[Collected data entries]
╭──
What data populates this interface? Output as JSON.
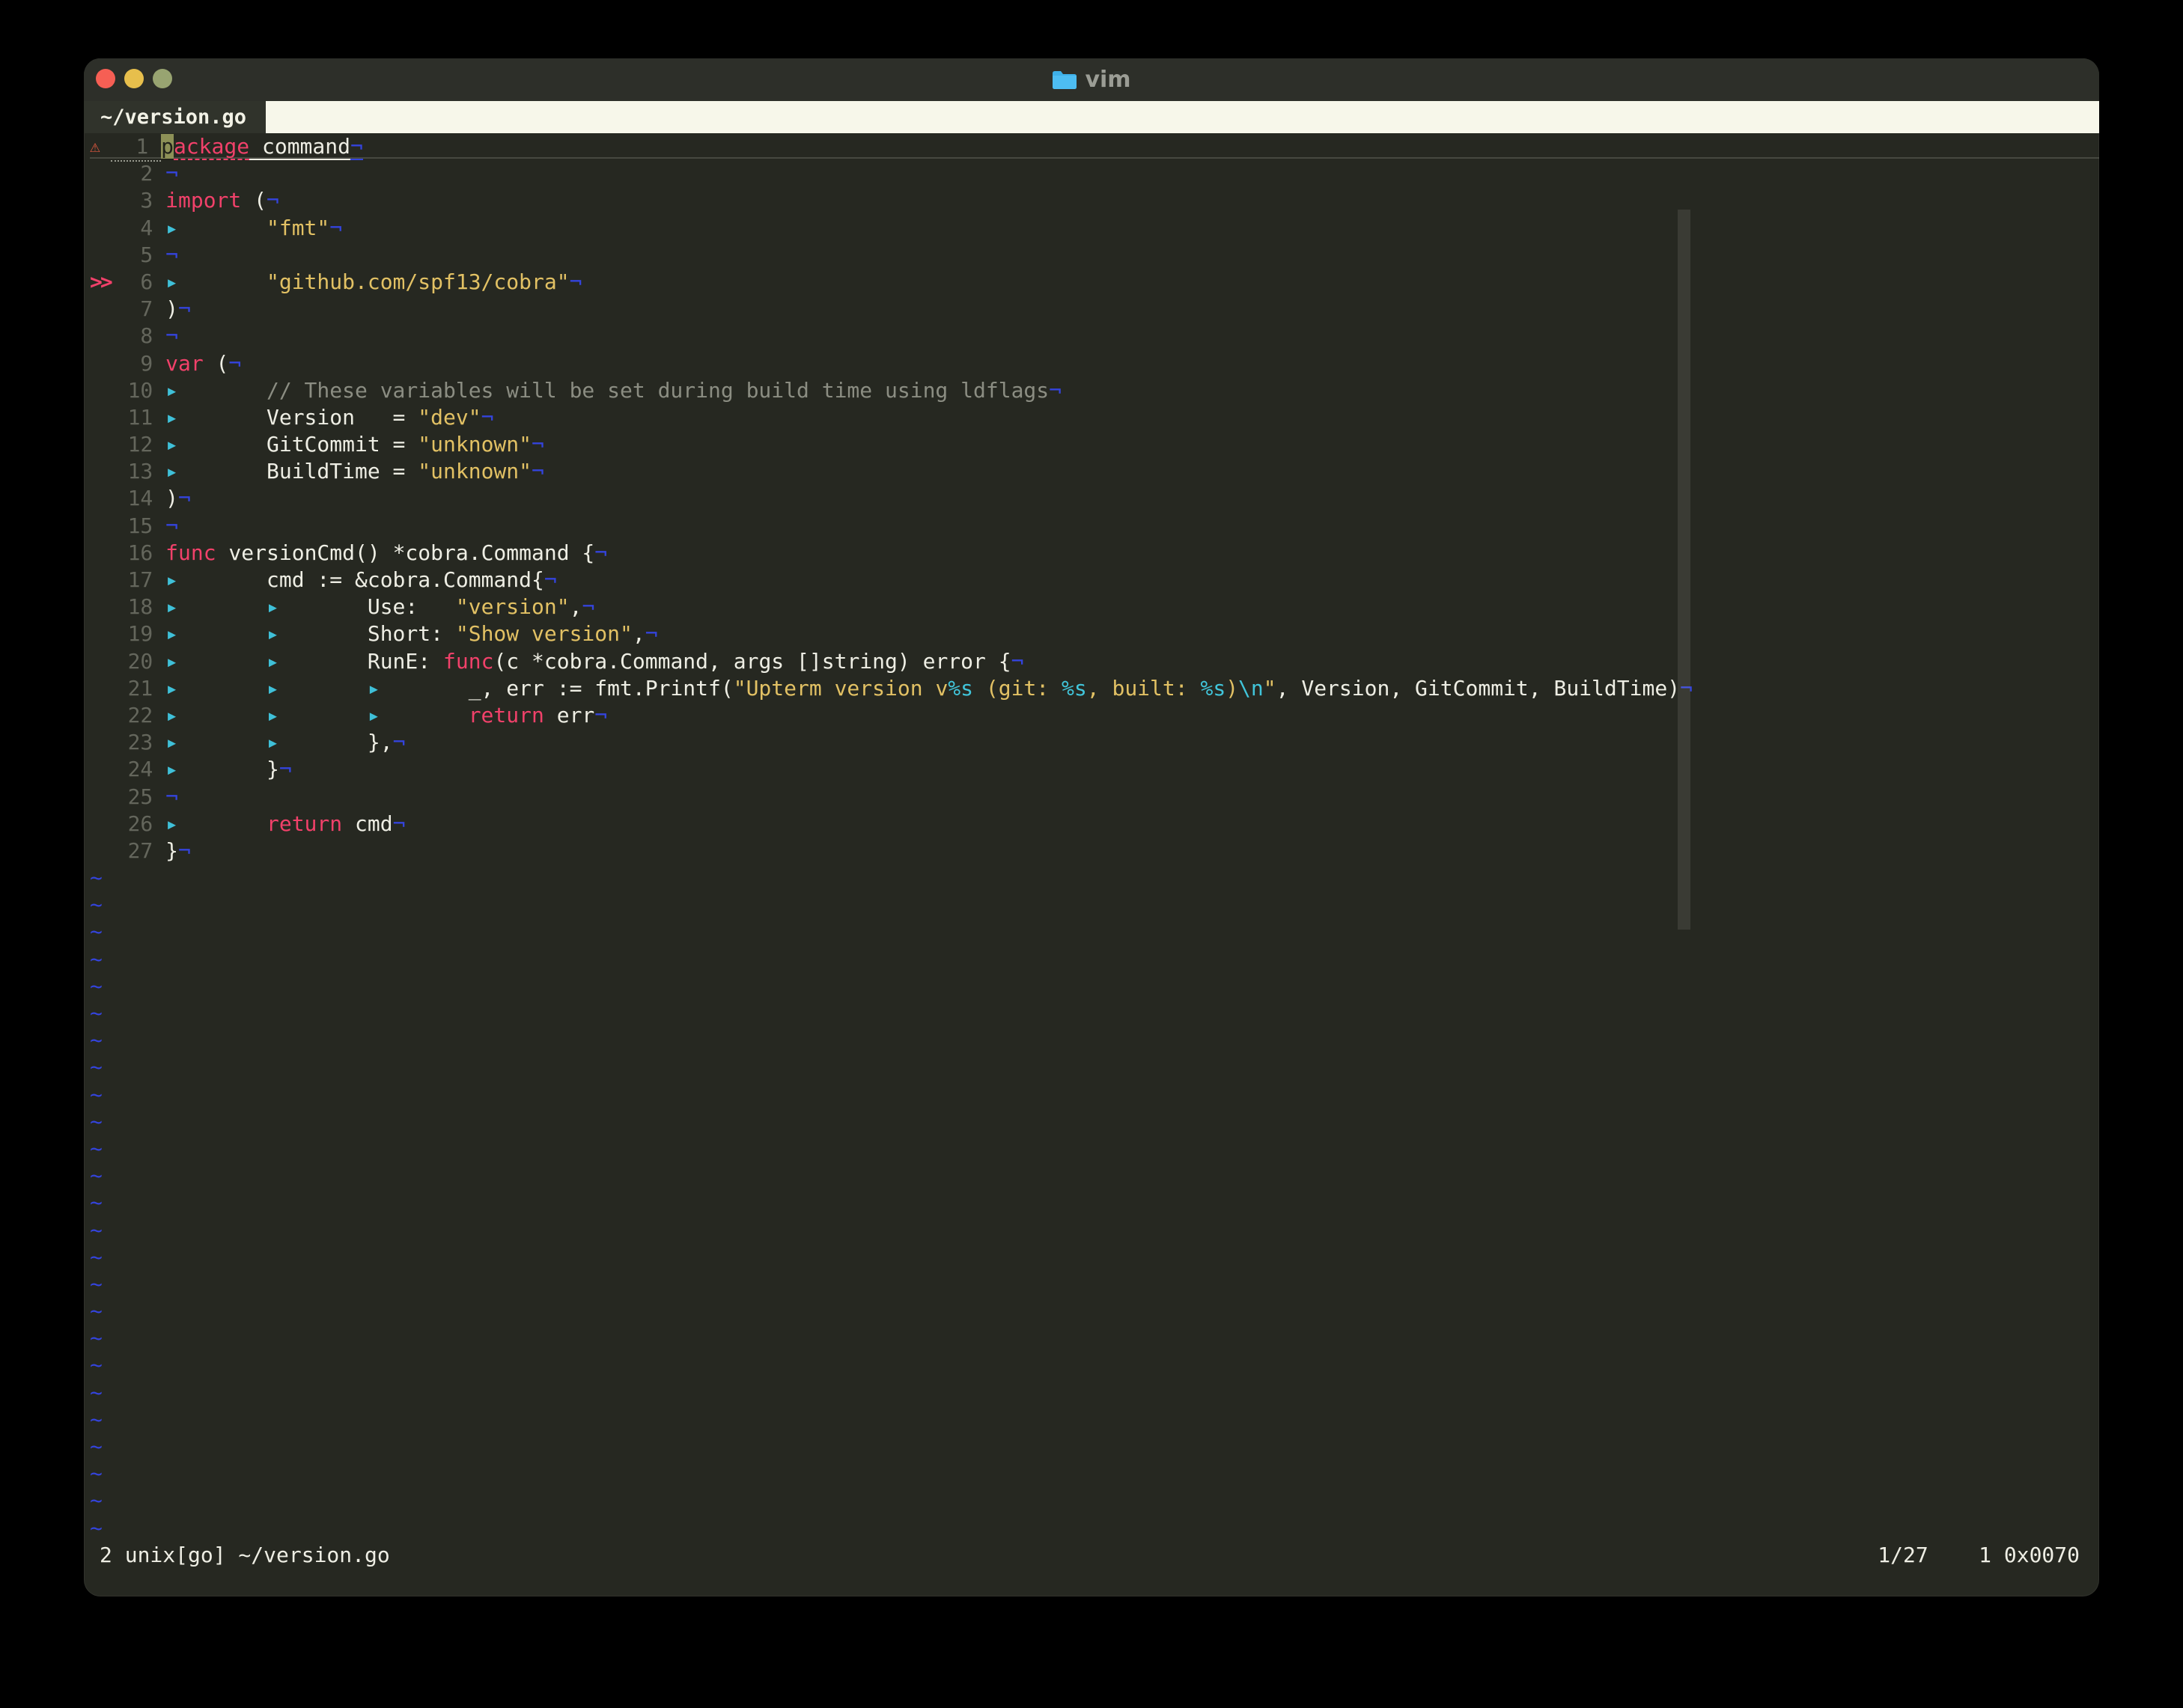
{
  "window": {
    "title": "vim",
    "traffic_lights": [
      "close",
      "minimize",
      "zoom"
    ]
  },
  "tab": {
    "label": "~/version.go"
  },
  "editor": {
    "eol_marker": "¬",
    "tab_marker": "▸",
    "tilde_marker": "~",
    "tilde_count": 25,
    "signs": {
      "warn": "⚠",
      "mark": ">>"
    },
    "lines": [
      {
        "n": 1,
        "sign": "warn",
        "cursor_line": true,
        "segs": [
          {
            "c": "cur",
            "t": "p"
          },
          {
            "c": "kw",
            "t": "ackage"
          },
          {
            "c": "txt",
            "t": " command"
          }
        ]
      },
      {
        "n": 2,
        "segs": []
      },
      {
        "n": 3,
        "segs": [
          {
            "c": "kw",
            "t": "import"
          },
          {
            "c": "txt",
            "t": " ("
          }
        ]
      },
      {
        "n": 4,
        "segs": [
          {
            "c": "tab"
          },
          {
            "c": "str",
            "t": "\"fmt\""
          }
        ]
      },
      {
        "n": 5,
        "segs": []
      },
      {
        "n": 6,
        "sign": "mark",
        "segs": [
          {
            "c": "tab"
          },
          {
            "c": "str",
            "t": "\"github.com/spf13/cobra\""
          }
        ]
      },
      {
        "n": 7,
        "segs": [
          {
            "c": "txt",
            "t": ")"
          }
        ]
      },
      {
        "n": 8,
        "segs": []
      },
      {
        "n": 9,
        "segs": [
          {
            "c": "kw",
            "t": "var"
          },
          {
            "c": "txt",
            "t": " ("
          }
        ]
      },
      {
        "n": 10,
        "segs": [
          {
            "c": "tab"
          },
          {
            "c": "com",
            "t": "// These variables will be set during build time using ldflags"
          }
        ]
      },
      {
        "n": 11,
        "segs": [
          {
            "c": "tab"
          },
          {
            "c": "txt",
            "t": "Version   = "
          },
          {
            "c": "str",
            "t": "\"dev\""
          }
        ]
      },
      {
        "n": 12,
        "segs": [
          {
            "c": "tab"
          },
          {
            "c": "txt",
            "t": "GitCommit = "
          },
          {
            "c": "str",
            "t": "\"unknown\""
          }
        ]
      },
      {
        "n": 13,
        "segs": [
          {
            "c": "tab"
          },
          {
            "c": "txt",
            "t": "BuildTime = "
          },
          {
            "c": "str",
            "t": "\"unknown\""
          }
        ]
      },
      {
        "n": 14,
        "segs": [
          {
            "c": "txt",
            "t": ")"
          }
        ]
      },
      {
        "n": 15,
        "segs": []
      },
      {
        "n": 16,
        "segs": [
          {
            "c": "kw",
            "t": "func"
          },
          {
            "c": "txt",
            "t": " versionCmd() *cobra.Command {"
          }
        ]
      },
      {
        "n": 17,
        "segs": [
          {
            "c": "tab"
          },
          {
            "c": "txt",
            "t": "cmd := &cobra.Command{"
          }
        ]
      },
      {
        "n": 18,
        "segs": [
          {
            "c": "tab"
          },
          {
            "c": "tab"
          },
          {
            "c": "txt",
            "t": "Use:   "
          },
          {
            "c": "str",
            "t": "\"version\""
          },
          {
            "c": "txt",
            "t": ","
          }
        ]
      },
      {
        "n": 19,
        "segs": [
          {
            "c": "tab"
          },
          {
            "c": "tab"
          },
          {
            "c": "txt",
            "t": "Short: "
          },
          {
            "c": "str",
            "t": "\"Show version\""
          },
          {
            "c": "txt",
            "t": ","
          }
        ]
      },
      {
        "n": 20,
        "segs": [
          {
            "c": "tab"
          },
          {
            "c": "tab"
          },
          {
            "c": "txt",
            "t": "RunE: "
          },
          {
            "c": "kw",
            "t": "func"
          },
          {
            "c": "txt",
            "t": "(c *cobra.Command, args []string) error {"
          }
        ]
      },
      {
        "n": 21,
        "segs": [
          {
            "c": "tab"
          },
          {
            "c": "tab"
          },
          {
            "c": "tab"
          },
          {
            "c": "txt",
            "t": "_, err := fmt.Printf("
          },
          {
            "c": "str",
            "t": "\"Upterm version v"
          },
          {
            "c": "esc",
            "t": "%s"
          },
          {
            "c": "str",
            "t": " (git: "
          },
          {
            "c": "esc",
            "t": "%s"
          },
          {
            "c": "str",
            "t": ", built: "
          },
          {
            "c": "esc",
            "t": "%s"
          },
          {
            "c": "str",
            "t": ")"
          },
          {
            "c": "esc",
            "t": "\\n"
          },
          {
            "c": "str",
            "t": "\""
          },
          {
            "c": "txt",
            "t": ", Version, GitCommit, BuildTime)"
          }
        ]
      },
      {
        "n": 22,
        "segs": [
          {
            "c": "tab"
          },
          {
            "c": "tab"
          },
          {
            "c": "tab"
          },
          {
            "c": "kw",
            "t": "return"
          },
          {
            "c": "txt",
            "t": " err"
          }
        ]
      },
      {
        "n": 23,
        "segs": [
          {
            "c": "tab"
          },
          {
            "c": "tab"
          },
          {
            "c": "txt",
            "t": "},"
          }
        ]
      },
      {
        "n": 24,
        "segs": [
          {
            "c": "tab"
          },
          {
            "c": "txt",
            "t": "}"
          }
        ]
      },
      {
        "n": 25,
        "segs": []
      },
      {
        "n": 26,
        "segs": [
          {
            "c": "tab"
          },
          {
            "c": "kw",
            "t": "return"
          },
          {
            "c": "txt",
            "t": " cmd"
          }
        ]
      },
      {
        "n": 27,
        "segs": [
          {
            "c": "txt",
            "t": "}"
          }
        ]
      }
    ]
  },
  "statusbar": {
    "left": "2 unix[go] ~/version.go",
    "right": "1/27    1 0x0070"
  },
  "colors": {
    "background": "#262821",
    "titlebar": "#2d2f29",
    "tabbar": "#f7f7ea",
    "active_tab": "#30332b",
    "text": "#eeeee4",
    "keyword": "#f1416a",
    "string": "#e2c164",
    "format_spec": "#41c5da",
    "comment": "#8b8d82",
    "line_number": "#64665c",
    "eol_tilde_blue": "#3444dd",
    "tab_marker_cyan": "#3fc0d8",
    "cursor": "#8d9157",
    "warning_sign": "#e2593f",
    "light_red": "#f65f54",
    "light_yellow": "#e7bf4c",
    "light_green": "#98a471"
  }
}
╰──
### Exercise directions
Copy out each record shown above without alteration, skipping any picture.

### Right answer
What data populates this interface? Output as JSON.
{
  "window": {
    "title": "vim",
    "traffic_lights": [
      "close",
      "minimize",
      "zoom"
    ]
  },
  "tab": {
    "label": "~/version.go"
  },
  "editor": {
    "eol_marker": "¬",
    "tab_marker": "▸",
    "tilde_marker": "~",
    "tilde_count": 25,
    "signs": {
      "warn": "⚠",
      "mark": ">>"
    },
    "lines": [
      {
        "n": 1,
        "sign": "warn",
        "cursor_line": true,
        "segs": [
          {
            "c": "cur",
            "t": "p"
          },
          {
            "c": "kw",
            "t": "ackage"
          },
          {
            "c": "txt",
            "t": " command"
          }
        ]
      },
      {
        "n": 2,
        "segs": []
      },
      {
        "n": 3,
        "segs": [
          {
            "c": "kw",
            "t": "import"
          },
          {
            "c": "txt",
            "t": " ("
          }
        ]
      },
      {
        "n": 4,
        "segs": [
          {
            "c": "tab"
          },
          {
            "c": "str",
            "t": "\"fmt\""
          }
        ]
      },
      {
        "n": 5,
        "segs": []
      },
      {
        "n": 6,
        "sign": "mark",
        "segs": [
          {
            "c": "tab"
          },
          {
            "c": "str",
            "t": "\"github.com/spf13/cobra\""
          }
        ]
      },
      {
        "n": 7,
        "segs": [
          {
            "c": "txt",
            "t": ")"
          }
        ]
      },
      {
        "n": 8,
        "segs": []
      },
      {
        "n": 9,
        "segs": [
          {
            "c": "kw",
            "t": "var"
          },
          {
            "c": "txt",
            "t": " ("
          }
        ]
      },
      {
        "n": 10,
        "segs": [
          {
            "c": "tab"
          },
          {
            "c": "com",
            "t": "// These variables will be set during build time using ldflags"
          }
        ]
      },
      {
        "n": 11,
        "segs": [
          {
            "c": "tab"
          },
          {
            "c": "txt",
            "t": "Version   = "
          },
          {
            "c": "str",
            "t": "\"dev\""
          }
        ]
      },
      {
        "n": 12,
        "segs": [
          {
            "c": "tab"
          },
          {
            "c": "txt",
            "t": "GitCommit = "
          },
          {
            "c": "str",
            "t": "\"unknown\""
          }
        ]
      },
      {
        "n": 13,
        "segs": [
          {
            "c": "tab"
          },
          {
            "c": "txt",
            "t": "BuildTime = "
          },
          {
            "c": "str",
            "t": "\"unknown\""
          }
        ]
      },
      {
        "n": 14,
        "segs": [
          {
            "c": "txt",
            "t": ")"
          }
        ]
      },
      {
        "n": 15,
        "segs": []
      },
      {
        "n": 16,
        "segs": [
          {
            "c": "kw",
            "t": "func"
          },
          {
            "c": "txt",
            "t": " versionCmd() *cobra.Command {"
          }
        ]
      },
      {
        "n": 17,
        "segs": [
          {
            "c": "tab"
          },
          {
            "c": "txt",
            "t": "cmd := &cobra.Command{"
          }
        ]
      },
      {
        "n": 18,
        "segs": [
          {
            "c": "tab"
          },
          {
            "c": "tab"
          },
          {
            "c": "txt",
            "t": "Use:   "
          },
          {
            "c": "str",
            "t": "\"version\""
          },
          {
            "c": "txt",
            "t": ","
          }
        ]
      },
      {
        "n": 19,
        "segs": [
          {
            "c": "tab"
          },
          {
            "c": "tab"
          },
          {
            "c": "txt",
            "t": "Short: "
          },
          {
            "c": "str",
            "t": "\"Show version\""
          },
          {
            "c": "txt",
            "t": ","
          }
        ]
      },
      {
        "n": 20,
        "segs": [
          {
            "c": "tab"
          },
          {
            "c": "tab"
          },
          {
            "c": "txt",
            "t": "RunE: "
          },
          {
            "c": "kw",
            "t": "func"
          },
          {
            "c": "txt",
            "t": "(c *cobra.Command, args []string) error {"
          }
        ]
      },
      {
        "n": 21,
        "segs": [
          {
            "c": "tab"
          },
          {
            "c": "tab"
          },
          {
            "c": "tab"
          },
          {
            "c": "txt",
            "t": "_, err := fmt.Printf("
          },
          {
            "c": "str",
            "t": "\"Upterm version v"
          },
          {
            "c": "esc",
            "t": "%s"
          },
          {
            "c": "str",
            "t": " (git: "
          },
          {
            "c": "esc",
            "t": "%s"
          },
          {
            "c": "str",
            "t": ", built: "
          },
          {
            "c": "esc",
            "t": "%s"
          },
          {
            "c": "str",
            "t": ")"
          },
          {
            "c": "esc",
            "t": "\\n"
          },
          {
            "c": "str",
            "t": "\""
          },
          {
            "c": "txt",
            "t": ", Version, GitCommit, BuildTime)"
          }
        ]
      },
      {
        "n": 22,
        "segs": [
          {
            "c": "tab"
          },
          {
            "c": "tab"
          },
          {
            "c": "tab"
          },
          {
            "c": "kw",
            "t": "return"
          },
          {
            "c": "txt",
            "t": " err"
          }
        ]
      },
      {
        "n": 23,
        "segs": [
          {
            "c": "tab"
          },
          {
            "c": "tab"
          },
          {
            "c": "txt",
            "t": "},"
          }
        ]
      },
      {
        "n": 24,
        "segs": [
          {
            "c": "tab"
          },
          {
            "c": "txt",
            "t": "}"
          }
        ]
      },
      {
        "n": 25,
        "segs": []
      },
      {
        "n": 26,
        "segs": [
          {
            "c": "tab"
          },
          {
            "c": "kw",
            "t": "return"
          },
          {
            "c": "txt",
            "t": " cmd"
          }
        ]
      },
      {
        "n": 27,
        "segs": [
          {
            "c": "txt",
            "t": "}"
          }
        ]
      }
    ]
  },
  "statusbar": {
    "left": "2 unix[go] ~/version.go",
    "right": "1/27    1 0x0070"
  },
  "colors": {
    "background": "#262821",
    "titlebar": "#2d2f29",
    "tabbar": "#f7f7ea",
    "active_tab": "#30332b",
    "text": "#eeeee4",
    "keyword": "#f1416a",
    "string": "#e2c164",
    "format_spec": "#41c5da",
    "comment": "#8b8d82",
    "line_number": "#64665c",
    "eol_tilde_blue": "#3444dd",
    "tab_marker_cyan": "#3fc0d8",
    "cursor": "#8d9157",
    "warning_sign": "#e2593f",
    "light_red": "#f65f54",
    "light_yellow": "#e7bf4c",
    "light_green": "#98a471"
  }
}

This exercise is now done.